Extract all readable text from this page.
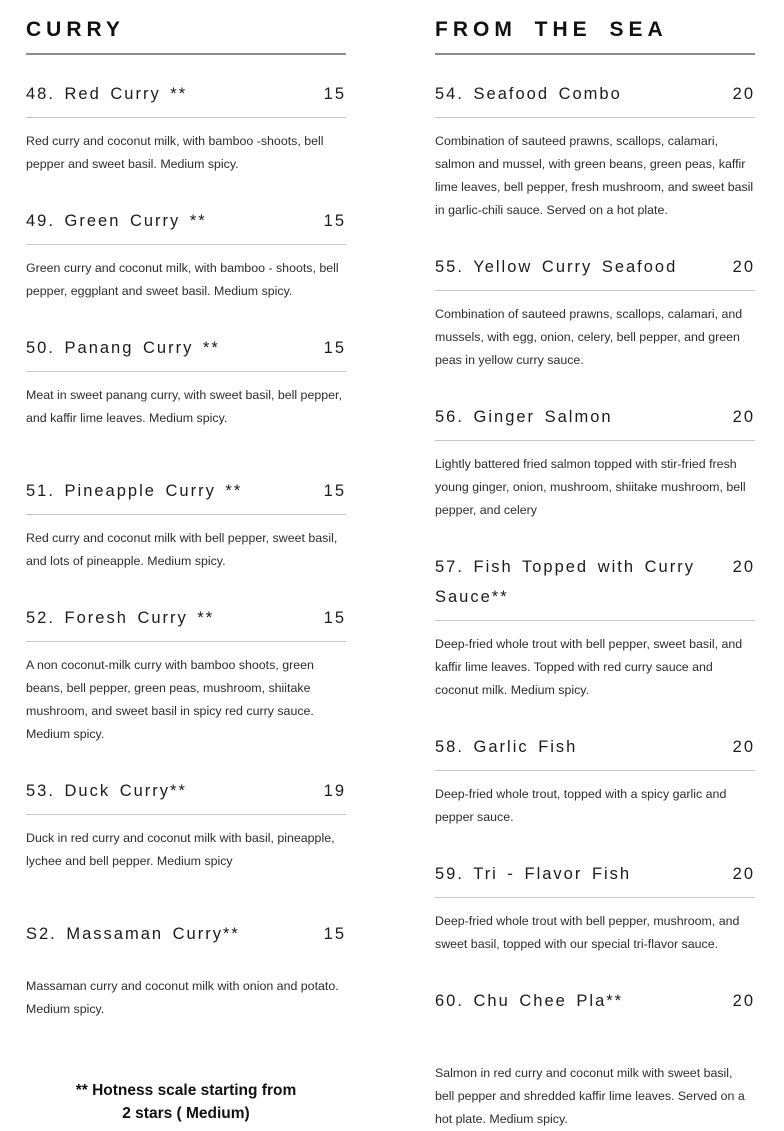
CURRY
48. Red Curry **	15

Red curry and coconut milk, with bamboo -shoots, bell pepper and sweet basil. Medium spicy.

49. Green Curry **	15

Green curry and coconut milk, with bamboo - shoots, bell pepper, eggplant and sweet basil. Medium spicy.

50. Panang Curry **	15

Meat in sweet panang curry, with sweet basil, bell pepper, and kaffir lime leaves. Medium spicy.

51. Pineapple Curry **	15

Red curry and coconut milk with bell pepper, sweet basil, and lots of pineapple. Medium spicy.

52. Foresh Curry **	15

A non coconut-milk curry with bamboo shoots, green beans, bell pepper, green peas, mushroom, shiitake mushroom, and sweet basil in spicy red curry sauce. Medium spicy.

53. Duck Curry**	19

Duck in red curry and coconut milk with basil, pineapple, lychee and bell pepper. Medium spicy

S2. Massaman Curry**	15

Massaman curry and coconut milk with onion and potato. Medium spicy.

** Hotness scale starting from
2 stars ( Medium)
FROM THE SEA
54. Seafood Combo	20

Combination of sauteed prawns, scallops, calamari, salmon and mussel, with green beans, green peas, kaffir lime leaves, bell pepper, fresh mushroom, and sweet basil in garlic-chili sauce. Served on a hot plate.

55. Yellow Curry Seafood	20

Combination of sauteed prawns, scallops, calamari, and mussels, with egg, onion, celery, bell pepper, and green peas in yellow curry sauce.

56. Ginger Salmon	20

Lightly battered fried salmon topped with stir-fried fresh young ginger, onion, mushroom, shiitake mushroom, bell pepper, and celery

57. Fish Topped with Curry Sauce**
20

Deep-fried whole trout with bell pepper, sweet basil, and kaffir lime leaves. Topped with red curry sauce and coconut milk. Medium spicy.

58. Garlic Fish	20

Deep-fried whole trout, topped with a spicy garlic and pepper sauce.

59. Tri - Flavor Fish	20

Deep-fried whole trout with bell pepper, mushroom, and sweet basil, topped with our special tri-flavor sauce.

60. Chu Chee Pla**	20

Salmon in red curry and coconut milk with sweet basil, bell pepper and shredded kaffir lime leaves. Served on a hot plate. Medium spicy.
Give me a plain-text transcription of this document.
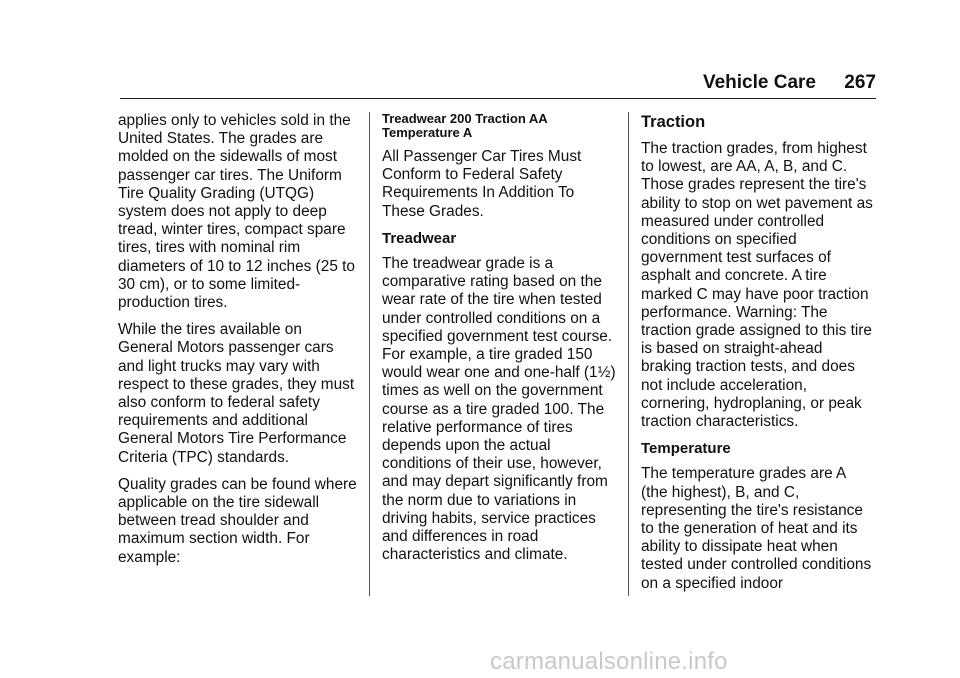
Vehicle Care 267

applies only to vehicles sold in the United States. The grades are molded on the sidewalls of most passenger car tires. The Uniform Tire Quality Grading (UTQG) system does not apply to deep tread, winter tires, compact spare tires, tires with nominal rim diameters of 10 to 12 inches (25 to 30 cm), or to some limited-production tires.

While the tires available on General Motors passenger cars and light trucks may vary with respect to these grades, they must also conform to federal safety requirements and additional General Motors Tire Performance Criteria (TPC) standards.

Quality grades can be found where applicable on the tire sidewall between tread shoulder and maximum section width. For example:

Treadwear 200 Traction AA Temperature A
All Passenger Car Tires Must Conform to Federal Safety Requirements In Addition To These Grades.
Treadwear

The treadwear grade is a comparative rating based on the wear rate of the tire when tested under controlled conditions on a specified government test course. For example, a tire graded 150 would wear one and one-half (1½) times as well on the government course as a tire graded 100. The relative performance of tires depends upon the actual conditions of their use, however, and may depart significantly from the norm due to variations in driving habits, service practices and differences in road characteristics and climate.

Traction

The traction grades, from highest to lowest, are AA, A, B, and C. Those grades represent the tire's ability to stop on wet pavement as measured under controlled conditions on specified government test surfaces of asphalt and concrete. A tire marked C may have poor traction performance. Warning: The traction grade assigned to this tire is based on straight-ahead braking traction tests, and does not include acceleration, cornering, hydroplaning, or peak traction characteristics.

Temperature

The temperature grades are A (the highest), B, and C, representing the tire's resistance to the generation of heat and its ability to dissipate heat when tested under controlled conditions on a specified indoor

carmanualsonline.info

____

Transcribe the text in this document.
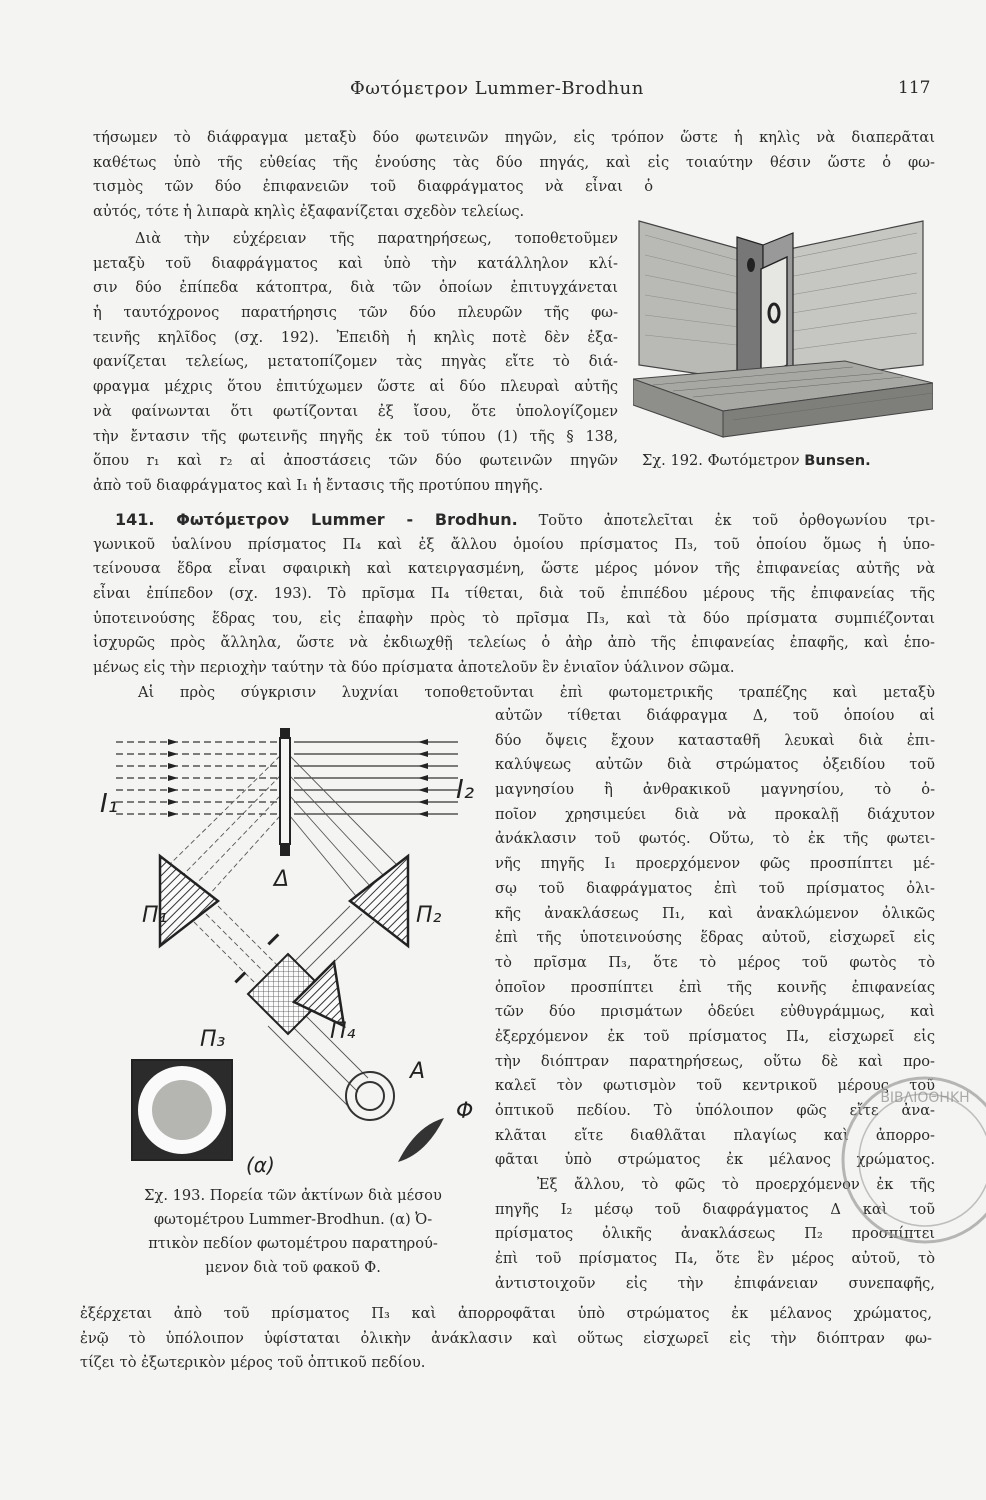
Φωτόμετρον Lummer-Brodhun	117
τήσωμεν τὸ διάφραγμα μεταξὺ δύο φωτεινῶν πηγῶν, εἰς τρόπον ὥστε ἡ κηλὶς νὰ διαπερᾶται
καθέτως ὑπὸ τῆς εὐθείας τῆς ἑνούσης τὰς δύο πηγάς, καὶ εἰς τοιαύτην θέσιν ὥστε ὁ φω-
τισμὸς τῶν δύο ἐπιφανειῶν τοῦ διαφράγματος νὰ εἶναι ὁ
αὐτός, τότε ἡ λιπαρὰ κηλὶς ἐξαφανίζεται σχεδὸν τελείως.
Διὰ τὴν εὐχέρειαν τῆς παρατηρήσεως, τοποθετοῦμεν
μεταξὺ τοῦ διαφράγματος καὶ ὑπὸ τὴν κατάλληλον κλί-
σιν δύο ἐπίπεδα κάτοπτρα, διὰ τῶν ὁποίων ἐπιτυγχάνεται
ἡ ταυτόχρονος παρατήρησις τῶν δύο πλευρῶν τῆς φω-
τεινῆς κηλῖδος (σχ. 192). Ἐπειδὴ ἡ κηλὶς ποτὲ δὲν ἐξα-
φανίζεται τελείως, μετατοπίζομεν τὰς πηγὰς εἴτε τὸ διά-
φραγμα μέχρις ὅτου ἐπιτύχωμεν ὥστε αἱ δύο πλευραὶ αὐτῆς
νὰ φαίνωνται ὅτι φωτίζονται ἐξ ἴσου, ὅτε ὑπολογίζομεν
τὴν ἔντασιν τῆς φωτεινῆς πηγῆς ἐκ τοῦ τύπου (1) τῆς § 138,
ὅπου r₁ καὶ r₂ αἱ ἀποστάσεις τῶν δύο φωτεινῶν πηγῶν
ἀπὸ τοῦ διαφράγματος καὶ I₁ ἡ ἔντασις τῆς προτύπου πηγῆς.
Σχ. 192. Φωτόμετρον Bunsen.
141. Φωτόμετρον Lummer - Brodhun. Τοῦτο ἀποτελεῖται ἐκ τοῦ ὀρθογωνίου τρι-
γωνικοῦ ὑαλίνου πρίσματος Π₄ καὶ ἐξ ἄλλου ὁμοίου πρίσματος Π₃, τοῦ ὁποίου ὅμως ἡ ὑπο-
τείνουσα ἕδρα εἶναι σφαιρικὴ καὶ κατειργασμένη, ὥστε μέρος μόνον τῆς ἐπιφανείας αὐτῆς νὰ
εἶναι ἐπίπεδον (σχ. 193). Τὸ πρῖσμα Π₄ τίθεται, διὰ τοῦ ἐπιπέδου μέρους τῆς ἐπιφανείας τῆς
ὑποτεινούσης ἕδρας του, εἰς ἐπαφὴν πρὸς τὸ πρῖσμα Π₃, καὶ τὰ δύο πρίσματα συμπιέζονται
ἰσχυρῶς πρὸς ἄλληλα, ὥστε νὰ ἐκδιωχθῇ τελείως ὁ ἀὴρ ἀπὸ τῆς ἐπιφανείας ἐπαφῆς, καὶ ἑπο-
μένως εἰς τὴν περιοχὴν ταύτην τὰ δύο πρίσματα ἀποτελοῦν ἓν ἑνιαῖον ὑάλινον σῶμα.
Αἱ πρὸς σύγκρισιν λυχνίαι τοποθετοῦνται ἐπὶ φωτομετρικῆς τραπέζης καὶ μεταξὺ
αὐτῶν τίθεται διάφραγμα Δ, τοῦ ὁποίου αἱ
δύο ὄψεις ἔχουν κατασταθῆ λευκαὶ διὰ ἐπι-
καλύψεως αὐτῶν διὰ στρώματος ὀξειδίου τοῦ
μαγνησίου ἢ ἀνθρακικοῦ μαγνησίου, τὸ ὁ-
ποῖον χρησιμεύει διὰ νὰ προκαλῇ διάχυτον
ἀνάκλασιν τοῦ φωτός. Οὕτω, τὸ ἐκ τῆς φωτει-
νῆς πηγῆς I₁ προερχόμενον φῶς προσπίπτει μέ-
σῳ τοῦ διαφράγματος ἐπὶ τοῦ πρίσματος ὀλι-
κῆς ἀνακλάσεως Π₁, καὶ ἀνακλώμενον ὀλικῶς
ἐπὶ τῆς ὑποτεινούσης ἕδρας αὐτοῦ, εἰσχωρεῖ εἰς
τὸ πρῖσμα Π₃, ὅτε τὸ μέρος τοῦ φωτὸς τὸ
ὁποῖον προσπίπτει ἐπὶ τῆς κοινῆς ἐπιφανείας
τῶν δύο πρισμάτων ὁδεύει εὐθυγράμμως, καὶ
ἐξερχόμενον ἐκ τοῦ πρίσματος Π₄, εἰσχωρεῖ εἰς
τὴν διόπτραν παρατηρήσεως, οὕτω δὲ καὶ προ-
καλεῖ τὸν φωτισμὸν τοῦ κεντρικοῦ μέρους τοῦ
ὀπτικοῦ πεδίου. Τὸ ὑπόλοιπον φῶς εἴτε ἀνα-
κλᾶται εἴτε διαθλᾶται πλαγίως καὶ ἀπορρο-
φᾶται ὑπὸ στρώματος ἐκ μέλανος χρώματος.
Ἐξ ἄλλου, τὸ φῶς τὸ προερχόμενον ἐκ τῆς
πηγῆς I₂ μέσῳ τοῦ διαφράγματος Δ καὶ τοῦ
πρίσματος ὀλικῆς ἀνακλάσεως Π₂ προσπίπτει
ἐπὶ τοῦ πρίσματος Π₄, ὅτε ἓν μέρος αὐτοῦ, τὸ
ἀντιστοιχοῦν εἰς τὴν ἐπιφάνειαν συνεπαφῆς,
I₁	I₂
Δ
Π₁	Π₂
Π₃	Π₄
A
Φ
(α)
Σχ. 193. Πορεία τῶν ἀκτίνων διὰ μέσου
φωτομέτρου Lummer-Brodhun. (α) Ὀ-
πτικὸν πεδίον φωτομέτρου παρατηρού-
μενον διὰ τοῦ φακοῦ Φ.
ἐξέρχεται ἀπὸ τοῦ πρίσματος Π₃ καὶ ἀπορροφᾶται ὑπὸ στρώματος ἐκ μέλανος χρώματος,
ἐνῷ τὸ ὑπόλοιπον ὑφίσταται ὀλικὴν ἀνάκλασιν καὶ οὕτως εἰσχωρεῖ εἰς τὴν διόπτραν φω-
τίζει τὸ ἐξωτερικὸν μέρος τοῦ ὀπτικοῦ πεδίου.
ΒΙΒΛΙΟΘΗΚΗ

____

:: What you have to do ::
Extract all lines of the records above that include "παρατηρήσεως".

:: Answer to the exercise ::
Διὰ τὴν εὐχέρειαν τῆς παρατηρήσεως, τοποθετοῦμεν
τὴν διόπτραν παρατηρήσεως, οὕτω δὲ καὶ προ-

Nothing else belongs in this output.